>>>

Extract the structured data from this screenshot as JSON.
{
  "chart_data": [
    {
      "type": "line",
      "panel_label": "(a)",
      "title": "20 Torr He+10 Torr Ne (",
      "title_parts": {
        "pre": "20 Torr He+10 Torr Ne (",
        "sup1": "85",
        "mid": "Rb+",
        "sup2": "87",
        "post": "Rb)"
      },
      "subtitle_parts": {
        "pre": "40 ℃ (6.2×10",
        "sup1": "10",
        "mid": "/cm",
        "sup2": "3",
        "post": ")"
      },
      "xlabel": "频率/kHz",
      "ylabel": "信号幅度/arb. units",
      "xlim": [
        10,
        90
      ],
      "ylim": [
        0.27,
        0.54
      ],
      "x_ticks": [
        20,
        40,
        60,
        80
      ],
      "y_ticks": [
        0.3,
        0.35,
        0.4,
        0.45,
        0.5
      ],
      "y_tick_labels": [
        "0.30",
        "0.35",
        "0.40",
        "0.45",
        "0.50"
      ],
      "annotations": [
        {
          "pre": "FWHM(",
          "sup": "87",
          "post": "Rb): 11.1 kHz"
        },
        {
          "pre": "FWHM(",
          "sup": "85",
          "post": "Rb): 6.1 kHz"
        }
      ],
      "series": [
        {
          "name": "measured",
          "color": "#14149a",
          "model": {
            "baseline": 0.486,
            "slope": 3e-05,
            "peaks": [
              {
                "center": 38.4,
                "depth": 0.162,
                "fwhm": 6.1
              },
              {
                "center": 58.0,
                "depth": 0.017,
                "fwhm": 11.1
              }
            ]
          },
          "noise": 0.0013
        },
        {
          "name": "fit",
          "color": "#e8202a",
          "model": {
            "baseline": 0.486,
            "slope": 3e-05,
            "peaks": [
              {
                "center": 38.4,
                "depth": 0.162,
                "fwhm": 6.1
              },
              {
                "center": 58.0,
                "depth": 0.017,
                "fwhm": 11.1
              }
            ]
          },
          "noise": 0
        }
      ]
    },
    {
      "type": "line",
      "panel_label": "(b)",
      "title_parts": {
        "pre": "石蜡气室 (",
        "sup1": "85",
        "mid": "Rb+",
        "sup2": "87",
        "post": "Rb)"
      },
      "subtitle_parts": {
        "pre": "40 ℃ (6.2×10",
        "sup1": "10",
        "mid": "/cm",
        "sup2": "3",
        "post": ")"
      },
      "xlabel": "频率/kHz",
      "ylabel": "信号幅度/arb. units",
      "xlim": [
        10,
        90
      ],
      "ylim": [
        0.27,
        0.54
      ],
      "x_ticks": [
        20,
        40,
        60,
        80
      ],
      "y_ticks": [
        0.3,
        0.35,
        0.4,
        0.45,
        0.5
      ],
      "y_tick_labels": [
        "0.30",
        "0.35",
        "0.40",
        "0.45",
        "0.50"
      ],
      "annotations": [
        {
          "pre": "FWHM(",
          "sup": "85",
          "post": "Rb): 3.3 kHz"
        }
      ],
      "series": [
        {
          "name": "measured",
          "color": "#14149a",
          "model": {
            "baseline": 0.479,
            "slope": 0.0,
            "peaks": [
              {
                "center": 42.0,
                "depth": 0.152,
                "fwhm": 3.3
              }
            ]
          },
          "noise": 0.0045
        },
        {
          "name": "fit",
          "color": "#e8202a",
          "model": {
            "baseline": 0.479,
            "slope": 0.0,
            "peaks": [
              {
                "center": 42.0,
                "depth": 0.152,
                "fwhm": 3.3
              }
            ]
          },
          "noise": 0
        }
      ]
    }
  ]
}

<<<

Exercise description:
Exactly reproduce every line found in the records.

Answer to the task:
Extract the structured data from this screenshot as JSON.
{
  "chart_data": [
    {
      "type": "line",
      "panel_label": "(a)",
      "title": "20 Torr He+10 Torr Ne (",
      "title_parts": {
        "pre": "20 Torr He+10 Torr Ne (",
        "sup1": "85",
        "mid": "Rb+",
        "sup2": "87",
        "post": "Rb)"
      },
      "subtitle_parts": {
        "pre": "40 ℃ (6.2×10",
        "sup1": "10",
        "mid": "/cm",
        "sup2": "3",
        "post": ")"
      },
      "xlabel": "频率/kHz",
      "ylabel": "信号幅度/arb. units",
      "xlim": [
        10,
        90
      ],
      "ylim": [
        0.27,
        0.54
      ],
      "x_ticks": [
        20,
        40,
        60,
        80
      ],
      "y_ticks": [
        0.3,
        0.35,
        0.4,
        0.45,
        0.5
      ],
      "y_tick_labels": [
        "0.30",
        "0.35",
        "0.40",
        "0.45",
        "0.50"
      ],
      "annotations": [
        {
          "pre": "FWHM(",
          "sup": "87",
          "post": "Rb): 11.1 kHz"
        },
        {
          "pre": "FWHM(",
          "sup": "85",
          "post": "Rb): 6.1 kHz"
        }
      ],
      "series": [
        {
          "name": "measured",
          "color": "#14149a",
          "model": {
            "baseline": 0.486,
            "slope": 3e-05,
            "peaks": [
              {
                "center": 38.4,
                "depth": 0.162,
                "fwhm": 6.1
              },
              {
                "center": 58.0,
                "depth": 0.017,
                "fwhm": 11.1
              }
            ]
          },
          "noise": 0.0013
        },
        {
          "name": "fit",
          "color": "#e8202a",
          "model": {
            "baseline": 0.486,
            "slope": 3e-05,
            "peaks": [
              {
                "center": 38.4,
                "depth": 0.162,
                "fwhm": 6.1
              },
              {
                "center": 58.0,
                "depth": 0.017,
                "fwhm": 11.1
              }
            ]
          },
          "noise": 0
        }
      ]
    },
    {
      "type": "line",
      "panel_label": "(b)",
      "title_parts": {
        "pre": "石蜡气室 (",
        "sup1": "85",
        "mid": "Rb+",
        "sup2": "87",
        "post": "Rb)"
      },
      "subtitle_parts": {
        "pre": "40 ℃ (6.2×10",
        "sup1": "10",
        "mid": "/cm",
        "sup2": "3",
        "post": ")"
      },
      "xlabel": "频率/kHz",
      "ylabel": "信号幅度/arb. units",
      "xlim": [
        10,
        90
      ],
      "ylim": [
        0.27,
        0.54
      ],
      "x_ticks": [
        20,
        40,
        60,
        80
      ],
      "y_ticks": [
        0.3,
        0.35,
        0.4,
        0.45,
        0.5
      ],
      "y_tick_labels": [
        "0.30",
        "0.35",
        "0.40",
        "0.45",
        "0.50"
      ],
      "annotations": [
        {
          "pre": "FWHM(",
          "sup": "85",
          "post": "Rb): 3.3 kHz"
        }
      ],
      "series": [
        {
          "name": "measured",
          "color": "#14149a",
          "model": {
            "baseline": 0.479,
            "slope": 0.0,
            "peaks": [
              {
                "center": 42.0,
                "depth": 0.152,
                "fwhm": 3.3
              }
            ]
          },
          "noise": 0.0045
        },
        {
          "name": "fit",
          "color": "#e8202a",
          "model": {
            "baseline": 0.479,
            "slope": 0.0,
            "peaks": [
              {
                "center": 42.0,
                "depth": 0.152,
                "fwhm": 3.3
              }
            ]
          },
          "noise": 0
        }
      ]
    }
  ]
}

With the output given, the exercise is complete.